Wherever the string "Albatros" appears in a line, extract that line.

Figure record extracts
____

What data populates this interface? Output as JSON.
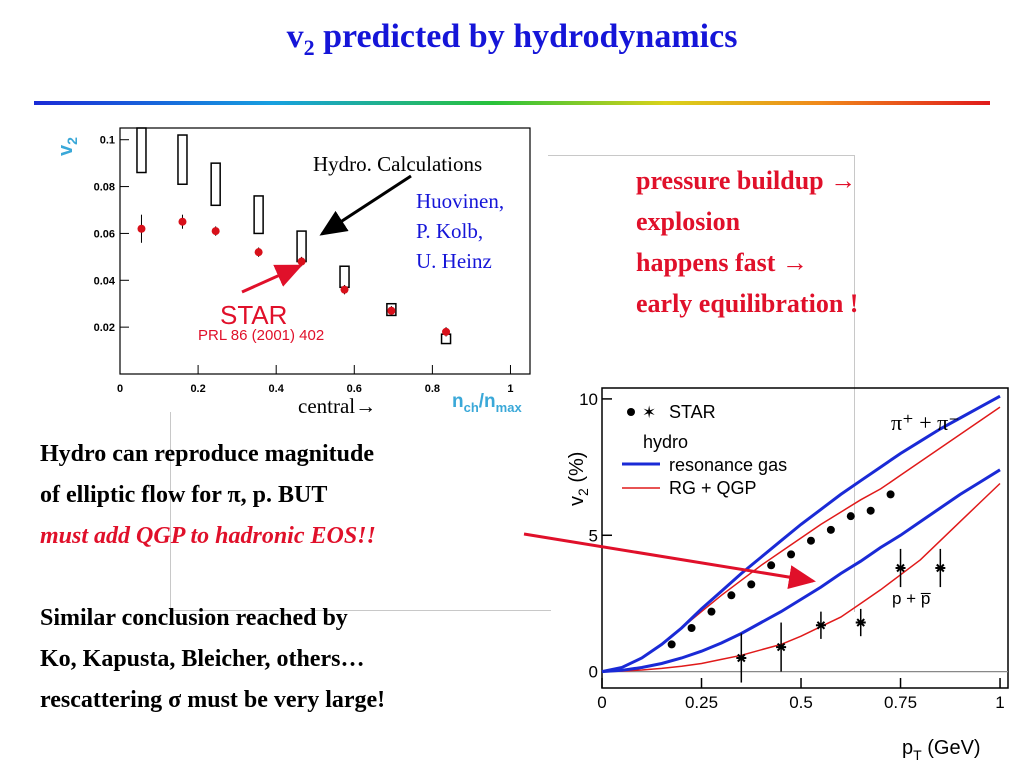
{
  "slide": {
    "title_main": "v",
    "title_sub": "2",
    "title_rest": " predicted by hydrodynamics",
    "red_points": [
      "pressure buildup →",
      "explosion",
      "happens fast →",
      "early equilibration !"
    ],
    "body1": [
      "Hydro can reproduce magnitude",
      "of elliptic flow for π, p. BUT"
    ],
    "body1_red": "must add QGP to hadronic EOS!!",
    "body2": [
      "Similar conclusion reached by",
      "Ko, Kapusta, Bleicher, others…",
      "rescattering σ must be very large!"
    ],
    "colors": {
      "title": "#1515d8",
      "emphasis": "#e0102a",
      "hydro_blue": "#1a2ad6",
      "hydro_red": "#e01a1a"
    }
  },
  "chart_data": [
    {
      "type": "scatter",
      "ylabel": "v₂",
      "xlabel": "n_ch/n_max",
      "ylabel_main": "v",
      "ylabel_sub": "2",
      "xlabel_main": "n",
      "xlabel_sub1": "ch",
      "xlabel_mid": "/n",
      "xlabel_sub2": "max",
      "xlim": [
        0,
        1.05
      ],
      "ylim": [
        0,
        0.105
      ],
      "xticks": [
        0,
        0.2,
        0.4,
        0.6,
        0.8,
        1
      ],
      "xtick_labels": [
        "0",
        "0.2",
        "0.4",
        "0.6",
        "0.8",
        "1"
      ],
      "yticks": [
        0.02,
        0.04,
        0.06,
        0.08,
        0.1
      ],
      "ytick_labels": [
        "0.02",
        "0.04",
        "0.06",
        "0.08",
        "0.1"
      ],
      "star": {
        "x": [
          0.055,
          0.16,
          0.245,
          0.355,
          0.465,
          0.575,
          0.695,
          0.835
        ],
        "y": [
          0.062,
          0.065,
          0.061,
          0.052,
          0.048,
          0.036,
          0.027,
          0.018
        ],
        "err": [
          0.006,
          0.003,
          0.002,
          0.002,
          0.002,
          0.002,
          0.002,
          0.002
        ]
      },
      "hydro_boxes": {
        "x": [
          0.055,
          0.16,
          0.245,
          0.355,
          0.465,
          0.575,
          0.695,
          0.835
        ],
        "low": [
          0.086,
          0.081,
          0.072,
          0.06,
          0.048,
          0.037,
          0.025,
          0.013
        ],
        "high": [
          0.105,
          0.102,
          0.09,
          0.076,
          0.061,
          0.046,
          0.03,
          0.017
        ]
      },
      "annotations": {
        "hydro_label": "Hydro. Calculations",
        "authors": [
          "Huovinen,",
          "P. Kolb,",
          "U. Heinz"
        ],
        "star_label": "STAR",
        "reference": "PRL 86 (2001) 402",
        "central": "central→"
      }
    },
    {
      "type": "line",
      "xlabel": "p_T (GeV)",
      "ylabel": "v₂ (%)",
      "xlabel_main": "p",
      "xlabel_sub": "T",
      "xlabel_unit": " (GeV)",
      "ylabel_main": "v",
      "ylabel_sub": "2",
      "ylabel_unit": " (%)",
      "xlim": [
        0,
        1.02
      ],
      "ylim": [
        -0.6,
        10.4
      ],
      "xticks": [
        0,
        0.25,
        0.5,
        0.75,
        1
      ],
      "xtick_labels": [
        "0",
        "0.25",
        "0.5",
        "0.75",
        "1"
      ],
      "yticks": [
        0,
        5,
        10
      ],
      "ytick_labels": [
        "0",
        "5",
        "10"
      ],
      "legend": {
        "star": "STAR",
        "hydro": "hydro",
        "resonance_gas": "resonance gas",
        "rg_qgp": "RG + QGP",
        "pions": "π⁺ + π⁻",
        "protons": "p + p̅"
      },
      "pion_star": {
        "x": [
          0.175,
          0.225,
          0.275,
          0.325,
          0.375,
          0.425,
          0.475,
          0.525,
          0.575,
          0.625,
          0.675,
          0.725
        ],
        "y": [
          1.0,
          1.6,
          2.2,
          2.8,
          3.2,
          3.9,
          4.3,
          4.8,
          5.2,
          5.7,
          5.9,
          6.5
        ]
      },
      "proton_star": {
        "x": [
          0.35,
          0.45,
          0.55,
          0.65,
          0.75,
          0.85
        ],
        "y": [
          0.5,
          0.9,
          1.7,
          1.8,
          3.8,
          3.8
        ],
        "err": [
          0.9,
          0.9,
          0.5,
          0.5,
          0.7,
          0.7
        ]
      },
      "curves": {
        "x": [
          0,
          0.05,
          0.1,
          0.15,
          0.2,
          0.25,
          0.3,
          0.35,
          0.4,
          0.45,
          0.5,
          0.55,
          0.6,
          0.65,
          0.7,
          0.75,
          0.8,
          0.85,
          0.9,
          0.95,
          1.0
        ],
        "pion_resonance_gas": [
          0,
          0.15,
          0.5,
          1.0,
          1.6,
          2.3,
          2.95,
          3.6,
          4.2,
          4.8,
          5.4,
          5.95,
          6.5,
          7.0,
          7.5,
          8.0,
          8.45,
          8.9,
          9.3,
          9.7,
          10.1
        ],
        "pion_rg_qgp": [
          0,
          0.15,
          0.5,
          1.0,
          1.6,
          2.2,
          2.8,
          3.35,
          3.9,
          4.4,
          4.9,
          5.4,
          5.85,
          6.3,
          6.7,
          7.2,
          7.7,
          8.2,
          8.7,
          9.2,
          9.7
        ],
        "proton_resonance_gas": [
          0,
          0.05,
          0.15,
          0.3,
          0.5,
          0.75,
          1.05,
          1.4,
          1.8,
          2.2,
          2.65,
          3.1,
          3.6,
          4.05,
          4.55,
          5.0,
          5.5,
          6.0,
          6.5,
          6.95,
          7.4
        ],
        "proton_rg_qgp": [
          0,
          0.02,
          0.06,
          0.12,
          0.2,
          0.3,
          0.45,
          0.6,
          0.8,
          1.0,
          1.3,
          1.65,
          2.0,
          2.5,
          3.0,
          3.55,
          4.1,
          4.8,
          5.5,
          6.2,
          6.9
        ]
      }
    }
  ]
}
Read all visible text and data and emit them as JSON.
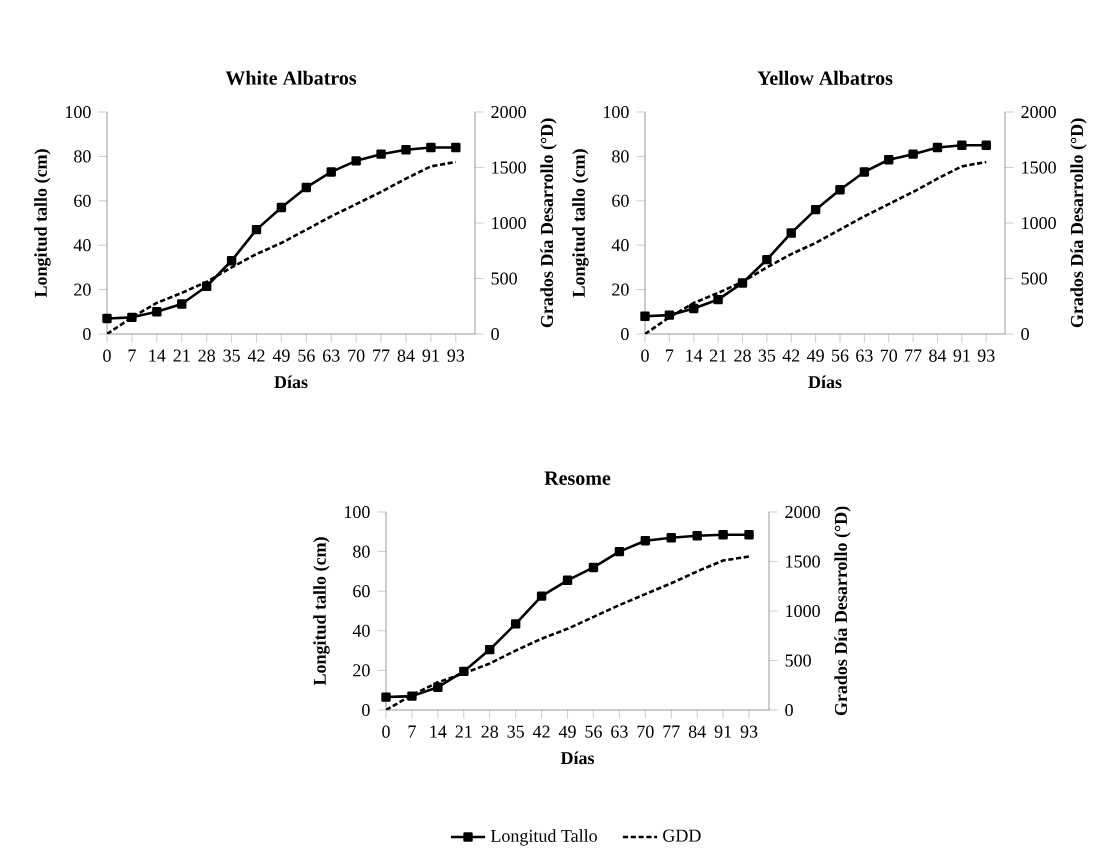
{
  "chart_data": [
    {
      "type": "line",
      "title": "White Albatros",
      "xlabel": "Días",
      "ylabel": "Longitud tallo (cm)",
      "y2label": "Grados Día Desarrollo (°D)",
      "categories": [
        "0",
        "7",
        "14",
        "21",
        "28",
        "35",
        "42",
        "49",
        "56",
        "63",
        "70",
        "77",
        "84",
        "91",
        "93"
      ],
      "series": [
        {
          "color": "#000000",
          "marker": "square",
          "line_style": "solid",
          "values": [
            7,
            7.5,
            10,
            13.5,
            21.5,
            33,
            47,
            57,
            66,
            73,
            78,
            81,
            83,
            84,
            84
          ]
        },
        {
          "color": "#000000",
          "marker": "none",
          "line_style": "dashed",
          "axis": "y2",
          "values": [
            0,
            150,
            280,
            370,
            470,
            600,
            720,
            820,
            940,
            1060,
            1170,
            1280,
            1400,
            1510,
            1550
          ]
        }
      ],
      "ylim": [
        0,
        100
      ],
      "yticks": [
        0,
        20,
        40,
        60,
        80,
        100
      ],
      "y2lim": [
        0,
        2000
      ],
      "y2ticks": [
        0,
        500,
        1000,
        1500,
        2000
      ],
      "grid": false
    },
    {
      "type": "line",
      "title": "Yellow Albatros",
      "xlabel": "Días",
      "ylabel": "Longitud tallo (cm)",
      "y2label": "Grados Día Desarrollo (°D)",
      "categories": [
        "0",
        "7",
        "14",
        "21",
        "28",
        "35",
        "42",
        "49",
        "56",
        "63",
        "70",
        "77",
        "84",
        "91",
        "93"
      ],
      "series": [
        {
          "color": "#000000",
          "marker": "square",
          "line_style": "solid",
          "values": [
            8,
            8.5,
            11.5,
            15.5,
            23,
            33.5,
            45.5,
            56,
            65,
            73,
            78.5,
            81,
            84,
            85,
            85
          ]
        },
        {
          "color": "#000000",
          "marker": "none",
          "line_style": "dashed",
          "axis": "y2",
          "values": [
            0,
            150,
            280,
            370,
            470,
            600,
            720,
            820,
            940,
            1060,
            1170,
            1280,
            1400,
            1510,
            1550
          ]
        }
      ],
      "ylim": [
        0,
        100
      ],
      "yticks": [
        0,
        20,
        40,
        60,
        80,
        100
      ],
      "y2lim": [
        0,
        2000
      ],
      "y2ticks": [
        0,
        500,
        1000,
        1500,
        2000
      ],
      "grid": false
    },
    {
      "type": "line",
      "title": "Resome",
      "xlabel": "Días",
      "ylabel": "Longitud tallo (cm)",
      "y2label": "Grados Día Desarrollo (°D)",
      "categories": [
        "0",
        "7",
        "14",
        "21",
        "28",
        "35",
        "42",
        "49",
        "56",
        "63",
        "70",
        "77",
        "84",
        "91",
        "93"
      ],
      "series": [
        {
          "name": "Longitud Tallo",
          "color": "#000000",
          "marker": "square",
          "line_style": "solid",
          "values": [
            6.5,
            7,
            11.5,
            19.5,
            30.5,
            43.5,
            57.5,
            65.5,
            72,
            80,
            85.5,
            87,
            88,
            88.5,
            88.5
          ]
        },
        {
          "name": "GDD",
          "color": "#000000",
          "marker": "none",
          "line_style": "dashed",
          "axis": "y2",
          "values": [
            0,
            150,
            280,
            370,
            470,
            600,
            720,
            820,
            940,
            1060,
            1170,
            1280,
            1400,
            1510,
            1550
          ]
        }
      ],
      "ylim": [
        0,
        100
      ],
      "yticks": [
        0,
        20,
        40,
        60,
        80,
        100
      ],
      "y2lim": [
        0,
        2000
      ],
      "y2ticks": [
        0,
        500,
        1000,
        1500,
        2000
      ],
      "grid": false,
      "legend": "bottom"
    }
  ]
}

____

- ANSWER BELOW:
      "title": "White Albatros",
      "title": "Yellow Albatros",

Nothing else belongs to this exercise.